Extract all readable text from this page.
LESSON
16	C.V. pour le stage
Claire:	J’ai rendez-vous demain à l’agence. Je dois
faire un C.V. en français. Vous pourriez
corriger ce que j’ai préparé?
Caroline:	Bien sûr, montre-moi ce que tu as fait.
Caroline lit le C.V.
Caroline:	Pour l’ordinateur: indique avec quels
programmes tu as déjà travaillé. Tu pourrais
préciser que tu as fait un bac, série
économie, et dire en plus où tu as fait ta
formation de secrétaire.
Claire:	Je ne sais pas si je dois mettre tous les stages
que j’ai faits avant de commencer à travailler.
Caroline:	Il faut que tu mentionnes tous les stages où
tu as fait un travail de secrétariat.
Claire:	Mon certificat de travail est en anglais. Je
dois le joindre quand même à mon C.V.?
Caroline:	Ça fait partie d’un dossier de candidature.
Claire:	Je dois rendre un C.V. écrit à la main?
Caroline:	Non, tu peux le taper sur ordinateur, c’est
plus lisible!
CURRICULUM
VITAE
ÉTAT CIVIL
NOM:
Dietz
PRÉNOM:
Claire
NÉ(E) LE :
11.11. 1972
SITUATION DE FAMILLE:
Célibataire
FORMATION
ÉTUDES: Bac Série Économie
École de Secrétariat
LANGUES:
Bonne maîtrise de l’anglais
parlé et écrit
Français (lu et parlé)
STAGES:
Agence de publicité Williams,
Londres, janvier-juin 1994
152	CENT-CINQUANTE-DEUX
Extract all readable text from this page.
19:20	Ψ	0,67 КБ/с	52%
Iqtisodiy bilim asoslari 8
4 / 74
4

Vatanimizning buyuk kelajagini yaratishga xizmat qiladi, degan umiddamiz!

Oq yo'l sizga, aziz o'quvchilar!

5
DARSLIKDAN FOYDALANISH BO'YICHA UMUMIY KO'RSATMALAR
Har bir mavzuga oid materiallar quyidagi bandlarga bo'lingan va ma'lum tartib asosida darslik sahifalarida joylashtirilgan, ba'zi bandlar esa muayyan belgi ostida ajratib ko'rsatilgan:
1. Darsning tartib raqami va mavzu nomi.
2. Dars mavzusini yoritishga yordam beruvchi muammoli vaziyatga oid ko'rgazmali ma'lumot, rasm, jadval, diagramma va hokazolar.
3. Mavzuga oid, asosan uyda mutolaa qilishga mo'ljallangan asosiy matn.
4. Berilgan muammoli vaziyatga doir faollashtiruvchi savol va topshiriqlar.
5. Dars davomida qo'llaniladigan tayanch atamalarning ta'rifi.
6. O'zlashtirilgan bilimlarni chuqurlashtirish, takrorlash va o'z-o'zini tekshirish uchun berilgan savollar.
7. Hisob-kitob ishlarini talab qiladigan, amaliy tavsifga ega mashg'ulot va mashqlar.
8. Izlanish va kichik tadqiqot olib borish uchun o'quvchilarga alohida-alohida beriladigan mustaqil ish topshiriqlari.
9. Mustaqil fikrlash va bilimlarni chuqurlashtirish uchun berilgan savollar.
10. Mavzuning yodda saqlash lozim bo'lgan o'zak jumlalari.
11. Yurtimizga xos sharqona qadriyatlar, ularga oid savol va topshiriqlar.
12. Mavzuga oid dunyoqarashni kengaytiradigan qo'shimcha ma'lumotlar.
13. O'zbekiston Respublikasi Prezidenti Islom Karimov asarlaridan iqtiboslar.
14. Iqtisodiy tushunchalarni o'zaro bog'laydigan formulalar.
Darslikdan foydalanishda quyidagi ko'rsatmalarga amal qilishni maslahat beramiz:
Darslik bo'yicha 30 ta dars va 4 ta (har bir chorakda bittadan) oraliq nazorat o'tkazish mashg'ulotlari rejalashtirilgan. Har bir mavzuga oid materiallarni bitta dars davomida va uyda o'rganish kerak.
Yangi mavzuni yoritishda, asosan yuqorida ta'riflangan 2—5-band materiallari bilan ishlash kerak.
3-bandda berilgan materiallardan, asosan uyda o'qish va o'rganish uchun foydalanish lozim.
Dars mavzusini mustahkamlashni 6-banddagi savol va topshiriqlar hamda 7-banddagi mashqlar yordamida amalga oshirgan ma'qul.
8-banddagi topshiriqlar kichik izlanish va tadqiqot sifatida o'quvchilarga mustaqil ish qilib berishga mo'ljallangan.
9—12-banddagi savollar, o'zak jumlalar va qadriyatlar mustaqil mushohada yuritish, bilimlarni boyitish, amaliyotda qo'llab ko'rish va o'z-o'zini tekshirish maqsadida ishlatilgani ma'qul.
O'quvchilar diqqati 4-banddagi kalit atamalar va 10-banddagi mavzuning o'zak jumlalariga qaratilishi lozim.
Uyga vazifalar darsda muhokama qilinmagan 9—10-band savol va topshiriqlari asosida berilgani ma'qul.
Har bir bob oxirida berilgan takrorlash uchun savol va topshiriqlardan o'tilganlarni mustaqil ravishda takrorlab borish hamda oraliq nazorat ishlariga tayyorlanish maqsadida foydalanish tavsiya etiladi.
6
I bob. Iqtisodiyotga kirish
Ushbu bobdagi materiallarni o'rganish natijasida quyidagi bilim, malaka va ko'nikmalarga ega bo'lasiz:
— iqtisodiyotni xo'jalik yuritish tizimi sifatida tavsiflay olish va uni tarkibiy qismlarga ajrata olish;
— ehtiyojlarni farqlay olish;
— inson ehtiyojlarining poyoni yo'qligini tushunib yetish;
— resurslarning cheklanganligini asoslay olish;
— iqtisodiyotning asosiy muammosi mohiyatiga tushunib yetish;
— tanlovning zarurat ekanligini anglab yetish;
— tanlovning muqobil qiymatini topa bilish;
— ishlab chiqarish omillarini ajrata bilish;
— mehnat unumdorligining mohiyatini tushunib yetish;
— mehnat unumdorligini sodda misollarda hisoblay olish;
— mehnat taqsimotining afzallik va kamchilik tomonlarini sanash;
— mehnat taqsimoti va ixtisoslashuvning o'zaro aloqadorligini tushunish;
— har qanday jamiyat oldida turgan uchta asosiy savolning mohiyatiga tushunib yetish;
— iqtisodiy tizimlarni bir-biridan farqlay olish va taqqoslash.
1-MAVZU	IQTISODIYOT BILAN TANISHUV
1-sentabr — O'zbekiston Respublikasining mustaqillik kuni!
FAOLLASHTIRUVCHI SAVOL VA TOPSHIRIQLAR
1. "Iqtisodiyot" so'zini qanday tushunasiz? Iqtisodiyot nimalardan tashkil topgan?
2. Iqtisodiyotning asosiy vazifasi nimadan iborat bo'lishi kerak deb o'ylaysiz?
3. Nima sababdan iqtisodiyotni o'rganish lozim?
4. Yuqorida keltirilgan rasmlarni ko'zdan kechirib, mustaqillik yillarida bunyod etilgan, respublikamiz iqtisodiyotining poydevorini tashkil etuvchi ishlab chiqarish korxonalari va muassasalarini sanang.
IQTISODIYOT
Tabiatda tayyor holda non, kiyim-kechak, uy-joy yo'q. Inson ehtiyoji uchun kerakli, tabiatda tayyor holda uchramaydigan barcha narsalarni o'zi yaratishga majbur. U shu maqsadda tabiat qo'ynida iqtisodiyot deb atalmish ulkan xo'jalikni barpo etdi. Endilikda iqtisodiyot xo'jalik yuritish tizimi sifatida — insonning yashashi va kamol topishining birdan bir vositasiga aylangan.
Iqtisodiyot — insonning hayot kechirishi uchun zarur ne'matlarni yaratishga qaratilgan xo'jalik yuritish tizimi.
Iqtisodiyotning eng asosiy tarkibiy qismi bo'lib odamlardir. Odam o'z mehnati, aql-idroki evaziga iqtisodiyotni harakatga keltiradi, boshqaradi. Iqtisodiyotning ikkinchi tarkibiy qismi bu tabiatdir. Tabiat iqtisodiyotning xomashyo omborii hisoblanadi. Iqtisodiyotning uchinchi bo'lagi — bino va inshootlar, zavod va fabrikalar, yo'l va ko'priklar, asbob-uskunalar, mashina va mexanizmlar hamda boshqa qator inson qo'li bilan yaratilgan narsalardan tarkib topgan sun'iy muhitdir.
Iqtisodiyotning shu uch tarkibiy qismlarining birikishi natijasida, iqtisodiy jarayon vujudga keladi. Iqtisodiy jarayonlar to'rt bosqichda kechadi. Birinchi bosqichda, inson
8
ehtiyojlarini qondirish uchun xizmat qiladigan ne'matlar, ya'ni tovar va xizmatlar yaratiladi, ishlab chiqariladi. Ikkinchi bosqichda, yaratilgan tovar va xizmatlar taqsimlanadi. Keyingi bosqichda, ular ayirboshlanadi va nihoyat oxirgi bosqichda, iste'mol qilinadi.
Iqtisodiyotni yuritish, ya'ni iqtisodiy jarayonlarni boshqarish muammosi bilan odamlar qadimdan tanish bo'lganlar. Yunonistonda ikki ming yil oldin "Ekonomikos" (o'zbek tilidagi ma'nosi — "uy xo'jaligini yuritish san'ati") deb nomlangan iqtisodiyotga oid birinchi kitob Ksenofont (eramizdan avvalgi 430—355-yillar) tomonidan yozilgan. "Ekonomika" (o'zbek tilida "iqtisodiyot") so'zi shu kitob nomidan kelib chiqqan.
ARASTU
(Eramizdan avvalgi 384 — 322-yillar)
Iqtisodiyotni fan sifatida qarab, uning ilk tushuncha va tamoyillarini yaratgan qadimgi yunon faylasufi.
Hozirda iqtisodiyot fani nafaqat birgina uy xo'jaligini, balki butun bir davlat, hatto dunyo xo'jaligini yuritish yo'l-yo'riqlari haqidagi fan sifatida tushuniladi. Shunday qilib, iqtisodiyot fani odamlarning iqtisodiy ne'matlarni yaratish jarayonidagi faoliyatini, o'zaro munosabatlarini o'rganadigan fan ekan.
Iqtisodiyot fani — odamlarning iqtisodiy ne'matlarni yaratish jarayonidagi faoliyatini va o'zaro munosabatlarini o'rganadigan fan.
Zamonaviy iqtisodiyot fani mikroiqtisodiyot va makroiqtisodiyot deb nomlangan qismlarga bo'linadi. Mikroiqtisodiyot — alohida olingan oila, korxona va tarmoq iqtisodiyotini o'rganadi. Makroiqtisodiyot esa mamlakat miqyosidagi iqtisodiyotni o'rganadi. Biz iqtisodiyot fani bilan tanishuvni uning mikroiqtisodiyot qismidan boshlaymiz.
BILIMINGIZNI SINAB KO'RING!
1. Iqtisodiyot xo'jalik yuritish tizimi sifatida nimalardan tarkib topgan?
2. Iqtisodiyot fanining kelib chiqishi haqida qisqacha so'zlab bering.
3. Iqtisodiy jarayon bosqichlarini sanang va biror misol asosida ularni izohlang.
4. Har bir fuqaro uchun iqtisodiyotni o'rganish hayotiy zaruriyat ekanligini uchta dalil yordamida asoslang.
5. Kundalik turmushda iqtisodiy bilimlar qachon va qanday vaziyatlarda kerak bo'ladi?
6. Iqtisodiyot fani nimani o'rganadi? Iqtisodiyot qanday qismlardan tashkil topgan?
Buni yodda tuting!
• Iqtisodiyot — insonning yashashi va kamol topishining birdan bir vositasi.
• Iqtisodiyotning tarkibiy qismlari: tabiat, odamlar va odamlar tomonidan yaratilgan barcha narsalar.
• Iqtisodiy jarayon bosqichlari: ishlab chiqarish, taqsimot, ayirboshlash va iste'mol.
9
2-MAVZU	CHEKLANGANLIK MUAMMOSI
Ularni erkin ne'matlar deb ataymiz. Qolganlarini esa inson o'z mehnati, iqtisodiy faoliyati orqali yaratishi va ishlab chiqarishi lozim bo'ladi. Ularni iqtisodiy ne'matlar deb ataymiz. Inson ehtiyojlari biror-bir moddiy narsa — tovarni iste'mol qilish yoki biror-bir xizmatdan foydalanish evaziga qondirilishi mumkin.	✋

◇ ◇ ◇

* Instructions for the task
Only the number is wanted: how many lines in the entries above contain the string "tekshirish"?

* Exercise output
2